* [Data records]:
· · ·
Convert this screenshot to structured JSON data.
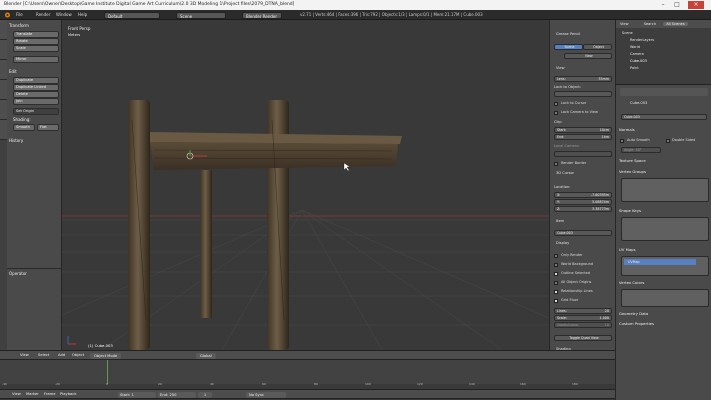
{
  "window": {
    "title": "Blender [C:\\Users\\Owner\\Desktop\\Game Institute Digital Game Art Curriculum\\2.0 3D Modeling 1\\Project files\\2079_DTNA_blend]"
  },
  "menu": {
    "items": [
      "File",
      "Render",
      "Window",
      "Help"
    ],
    "layout": "Default",
    "scene": "Scene",
    "engine": "Blender Render",
    "stats": "v2.71 | Verts:464 | Faces:396 | Tris:792 | Objects:1/3 | Lamps:0/1 | Mem:21.17M | Cube.003"
  },
  "toolshelf": {
    "vtabs": [
      "Tools",
      "Create",
      "Relations",
      "Animation",
      "Physics",
      "Grease Pencil"
    ],
    "transform_header": "Transform",
    "transform_buttons": [
      "Translate",
      "Rotate",
      "Scale",
      "Mirror"
    ],
    "edit_header": "Edit",
    "edit_buttons": [
      "Duplicate",
      "Duplicate Linked",
      "Delete",
      "Join"
    ],
    "set_origin": "Set Origin",
    "shading_label": "Shading:",
    "smooth": "Smooth",
    "flat": "Flat",
    "history_header": "History",
    "operator_header": "Operator"
  },
  "viewport": {
    "view_label": "Front Persp",
    "units": "Meters",
    "object_label": "(1) Cube.003"
  },
  "npanel": {
    "grease_header": "Grease Pencil",
    "scene_btn": "Scene",
    "object_btn": "Object",
    "new_btn": "New",
    "view_header": "View",
    "lens_label": "Lens:",
    "lens_value": "35mm",
    "lock_object": "Lock to Object:",
    "lock_cursor": "Lock to Cursor",
    "lock_camera": "Lock Camera to View",
    "clip_label": "Clip:",
    "clip_start": "Start:",
    "clip_start_value": "10cm",
    "clip_end": "End:",
    "clip_end_value": "1km",
    "local_camera": "Local Camera:",
    "render_border": "Render Border",
    "cursor_header": "3D Cursor",
    "location_label": "Location:",
    "x_label": "X:",
    "x_value": "-7.60395m",
    "y_label": "Y:",
    "y_value": "5.08874m",
    "z_label": "Z:",
    "z_value": "3.38773m",
    "item_header": "Item",
    "item_name": "Cube.003",
    "display_header": "Display",
    "only_render": "Only Render",
    "world_background": "World Background",
    "outline_selected": "Outline Selected",
    "all_object_origins": "All Object Origins",
    "relationship_lines": "Relationship Lines",
    "grid_floor": "Grid Floor",
    "lines_label": "Lines:",
    "lines_value": "20",
    "scale_label": "Scale:",
    "scale_value": "1.000",
    "subdivisions_label": "Subdivisions:",
    "subdivisions_value": "10",
    "toggle_quad": "Toggle Quad View",
    "shading_header": "Shading"
  },
  "outliner": {
    "view": "View",
    "search": "Search",
    "scope": "All Scenes",
    "items": [
      "Scene",
      "RenderLayers",
      "World",
      "Camera",
      "Cube.003",
      "Point"
    ]
  },
  "properties": {
    "object_name": "Cube.003",
    "normals_header": "Normals",
    "auto_smooth": "Auto Smooth",
    "double_sided": "Double Sided",
    "angle": "Angle: 30°",
    "texture_space": "Texture Space",
    "vertex_groups": "Vertex Groups",
    "shape_keys": "Shape Keys",
    "uv_maps": "UV Maps",
    "uv_map_name": "UVMap",
    "vertex_colors": "Vertex Colors",
    "geometry_data": "Geometry Data",
    "custom_properties": "Custom Properties"
  },
  "view3d_header": {
    "items": [
      "View",
      "Select",
      "Add",
      "Object"
    ],
    "mode": "Object Mode",
    "pivot": "Global"
  },
  "timeline": {
    "ticks": [
      "-40",
      "-20",
      "0",
      "20",
      "40",
      "60",
      "80",
      "100",
      "120",
      "140",
      "160",
      "180",
      "200",
      "220",
      "240",
      "260",
      "280",
      "300",
      "320",
      "340",
      "360",
      "380",
      "400",
      "420",
      "440",
      "460",
      "480",
      "500",
      "520",
      "540",
      "560",
      "580",
      "600"
    ],
    "menu": [
      "View",
      "Marker",
      "Frame",
      "Playback"
    ],
    "start_label": "Start:",
    "start_value": "1",
    "end_label": "End:",
    "end_value": "250",
    "current": "1",
    "sync": "No Sync"
  },
  "colors": {
    "accent": "#5680c2",
    "cursor_red": "#d33f3f",
    "wood": "#6b5a43"
  }
}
· · ·
* [Exercise]:
Using the material above, set down every line exactly, but skip the pictures.

* [Worked solution]:
Convert this screenshot to structured JSON data.
{
  "window": {
    "title": "Blender [C:\\Users\\Owner\\Desktop\\Game Institute Digital Game Art Curriculum\\2.0 3D Modeling 1\\Project files\\2079_DTNA_blend]"
  },
  "menu": {
    "items": [
      "File",
      "Render",
      "Window",
      "Help"
    ],
    "layout": "Default",
    "scene": "Scene",
    "engine": "Blender Render",
    "stats": "v2.71 | Verts:464 | Faces:396 | Tris:792 | Objects:1/3 | Lamps:0/1 | Mem:21.17M | Cube.003"
  },
  "toolshelf": {
    "vtabs": [
      "Tools",
      "Create",
      "Relations",
      "Animation",
      "Physics",
      "Grease Pencil"
    ],
    "transform_header": "Transform",
    "transform_buttons": [
      "Translate",
      "Rotate",
      "Scale",
      "Mirror"
    ],
    "edit_header": "Edit",
    "edit_buttons": [
      "Duplicate",
      "Duplicate Linked",
      "Delete",
      "Join"
    ],
    "set_origin": "Set Origin",
    "shading_label": "Shading:",
    "smooth": "Smooth",
    "flat": "Flat",
    "history_header": "History",
    "operator_header": "Operator"
  },
  "viewport": {
    "view_label": "Front Persp",
    "units": "Meters",
    "object_label": "(1) Cube.003"
  },
  "npanel": {
    "grease_header": "Grease Pencil",
    "scene_btn": "Scene",
    "object_btn": "Object",
    "new_btn": "New",
    "view_header": "View",
    "lens_label": "Lens:",
    "lens_value": "35mm",
    "lock_object": "Lock to Object:",
    "lock_cursor": "Lock to Cursor",
    "lock_camera": "Lock Camera to View",
    "clip_label": "Clip:",
    "clip_start": "Start:",
    "clip_start_value": "10cm",
    "clip_end": "End:",
    "clip_end_value": "1km",
    "local_camera": "Local Camera:",
    "render_border": "Render Border",
    "cursor_header": "3D Cursor",
    "location_label": "Location:",
    "x_label": "X:",
    "x_value": "-7.60395m",
    "y_label": "Y:",
    "y_value": "5.08874m",
    "z_label": "Z:",
    "z_value": "3.38773m",
    "item_header": "Item",
    "item_name": "Cube.003",
    "display_header": "Display",
    "only_render": "Only Render",
    "world_background": "World Background",
    "outline_selected": "Outline Selected",
    "all_object_origins": "All Object Origins",
    "relationship_lines": "Relationship Lines",
    "grid_floor": "Grid Floor",
    "lines_label": "Lines:",
    "lines_value": "20",
    "scale_label": "Scale:",
    "scale_value": "1.000",
    "subdivisions_label": "Subdivisions:",
    "subdivisions_value": "10",
    "toggle_quad": "Toggle Quad View",
    "shading_header": "Shading"
  },
  "outliner": {
    "view": "View",
    "search": "Search",
    "scope": "All Scenes",
    "items": [
      "Scene",
      "RenderLayers",
      "World",
      "Camera",
      "Cube.003",
      "Point"
    ]
  },
  "properties": {
    "object_name": "Cube.003",
    "normals_header": "Normals",
    "auto_smooth": "Auto Smooth",
    "double_sided": "Double Sided",
    "angle": "Angle: 30°",
    "texture_space": "Texture Space",
    "vertex_groups": "Vertex Groups",
    "shape_keys": "Shape Keys",
    "uv_maps": "UV Maps",
    "uv_map_name": "UVMap",
    "vertex_colors": "Vertex Colors",
    "geometry_data": "Geometry Data",
    "custom_properties": "Custom Properties"
  },
  "view3d_header": {
    "items": [
      "View",
      "Select",
      "Add",
      "Object"
    ],
    "mode": "Object Mode",
    "pivot": "Global"
  },
  "timeline": {
    "ticks": [
      "-40",
      "-20",
      "0",
      "20",
      "40",
      "60",
      "80",
      "100",
      "120",
      "140",
      "160",
      "180",
      "200",
      "220",
      "240",
      "260",
      "280",
      "300",
      "320",
      "340",
      "360",
      "380",
      "400",
      "420",
      "440",
      "460",
      "480",
      "500",
      "520",
      "540",
      "560",
      "580",
      "600"
    ],
    "menu": [
      "View",
      "Marker",
      "Frame",
      "Playback"
    ],
    "start_label": "Start:",
    "start_value": "1",
    "end_label": "End:",
    "end_value": "250",
    "current": "1",
    "sync": "No Sync"
  },
  "colors": {
    "accent": "#5680c2",
    "cursor_red": "#d33f3f",
    "wood": "#6b5a43"
  }
}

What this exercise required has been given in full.